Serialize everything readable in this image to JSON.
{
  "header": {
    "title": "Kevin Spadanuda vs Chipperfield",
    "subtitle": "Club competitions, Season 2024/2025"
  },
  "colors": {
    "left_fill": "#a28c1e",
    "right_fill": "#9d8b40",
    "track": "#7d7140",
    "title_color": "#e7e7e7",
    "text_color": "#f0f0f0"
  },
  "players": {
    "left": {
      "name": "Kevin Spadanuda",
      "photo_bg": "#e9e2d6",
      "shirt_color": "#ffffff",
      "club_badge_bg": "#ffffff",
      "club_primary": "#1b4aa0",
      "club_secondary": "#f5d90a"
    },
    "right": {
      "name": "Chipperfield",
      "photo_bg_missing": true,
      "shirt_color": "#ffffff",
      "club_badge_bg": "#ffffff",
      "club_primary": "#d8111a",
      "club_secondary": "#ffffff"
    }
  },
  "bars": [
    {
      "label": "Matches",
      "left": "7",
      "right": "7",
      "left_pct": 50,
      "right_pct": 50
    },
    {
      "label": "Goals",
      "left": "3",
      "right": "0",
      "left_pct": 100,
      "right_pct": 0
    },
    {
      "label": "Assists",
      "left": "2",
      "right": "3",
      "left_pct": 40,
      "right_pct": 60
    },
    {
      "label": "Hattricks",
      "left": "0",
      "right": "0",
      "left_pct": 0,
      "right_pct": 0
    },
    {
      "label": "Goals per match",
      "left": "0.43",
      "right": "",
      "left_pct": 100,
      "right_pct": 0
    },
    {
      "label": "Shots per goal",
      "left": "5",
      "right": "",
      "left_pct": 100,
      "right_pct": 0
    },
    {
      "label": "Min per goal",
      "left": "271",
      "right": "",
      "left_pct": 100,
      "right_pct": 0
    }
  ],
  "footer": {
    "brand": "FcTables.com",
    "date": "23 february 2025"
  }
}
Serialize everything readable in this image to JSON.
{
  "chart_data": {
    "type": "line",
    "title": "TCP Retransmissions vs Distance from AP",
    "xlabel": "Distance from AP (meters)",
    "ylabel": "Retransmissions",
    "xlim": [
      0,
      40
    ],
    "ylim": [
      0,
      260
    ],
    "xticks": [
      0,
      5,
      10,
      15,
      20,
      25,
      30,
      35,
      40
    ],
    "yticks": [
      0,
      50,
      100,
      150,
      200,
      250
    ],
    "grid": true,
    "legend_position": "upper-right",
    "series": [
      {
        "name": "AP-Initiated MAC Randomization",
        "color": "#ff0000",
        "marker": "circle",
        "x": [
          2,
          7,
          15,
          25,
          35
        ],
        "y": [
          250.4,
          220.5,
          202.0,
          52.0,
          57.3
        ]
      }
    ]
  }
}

### WRITTEN PROBLEM
Retype every record above exactly as it appears.

### SOLUTION
Serialize everything readable in this image to JSON.
{
  "header": {
    "title": "Kevin Spadanuda vs Chipperfield",
    "subtitle": "Club competitions, Season 2024/2025"
  },
  "colors": {
    "left_fill": "#a28c1e",
    "right_fill": "#9d8b40",
    "track": "#7d7140",
    "title_color": "#e7e7e7",
    "text_color": "#f0f0f0"
  },
  "players": {
    "left": {
      "name": "Kevin Spadanuda",
      "photo_bg": "#e9e2d6",
      "shirt_color": "#ffffff",
      "club_badge_bg": "#ffffff",
      "club_primary": "#1b4aa0",
      "club_secondary": "#f5d90a"
    },
    "right": {
      "name": "Chipperfield",
      "photo_bg_missing": true,
      "shirt_color": "#ffffff",
      "club_badge_bg": "#ffffff",
      "club_primary": "#d8111a",
      "club_secondary": "#ffffff"
    }
  },
  "bars": [
    {
      "label": "Matches",
      "left": "7",
      "right": "7",
      "left_pct": 50,
      "right_pct": 50
    },
    {
      "label": "Goals",
      "left": "3",
      "right": "0",
      "left_pct": 100,
      "right_pct": 0
    },
    {
      "label": "Assists",
      "left": "2",
      "right": "3",
      "left_pct": 40,
      "right_pct": 60
    },
    {
      "label": "Hattricks",
      "left": "0",
      "right": "0",
      "left_pct": 0,
      "right_pct": 0
    },
    {
      "label": "Goals per match",
      "left": "0.43",
      "right": "",
      "left_pct": 100,
      "right_pct": 0
    },
    {
      "label": "Shots per goal",
      "left": "5",
      "right": "",
      "left_pct": 100,
      "right_pct": 0
    },
    {
      "label": "Min per goal",
      "left": "271",
      "right": "",
      "left_pct": 100,
      "right_pct": 0
    }
  ],
  "footer": {
    "brand": "FcTables.com",
    "date": "23 february 2025"
  }
}
Serialize everything readable in this image to JSON.
{
  "chart_data": {
    "type": "line",
    "title": "TCP Retransmissions vs Distance from AP",
    "xlabel": "Distance from AP (meters)",
    "ylabel": "Retransmissions",
    "xlim": [
      0,
      40
    ],
    "ylim": [
      0,
      260
    ],
    "xticks": [
      0,
      5,
      10,
      15,
      20,
      25,
      30,
      35,
      40
    ],
    "yticks": [
      0,
      50,
      100,
      150,
      200,
      250
    ],
    "grid": true,
    "legend_position": "upper-right",
    "series": [
      {
        "name": "AP-Initiated MAC Randomization",
        "color": "#ff0000",
        "marker": "circle",
        "x": [
          2,
          7,
          15,
          25,
          35
        ],
        "y": [
          250.4,
          220.5,
          202.0,
          52.0,
          57.3
        ]
      }
    ]
  }
}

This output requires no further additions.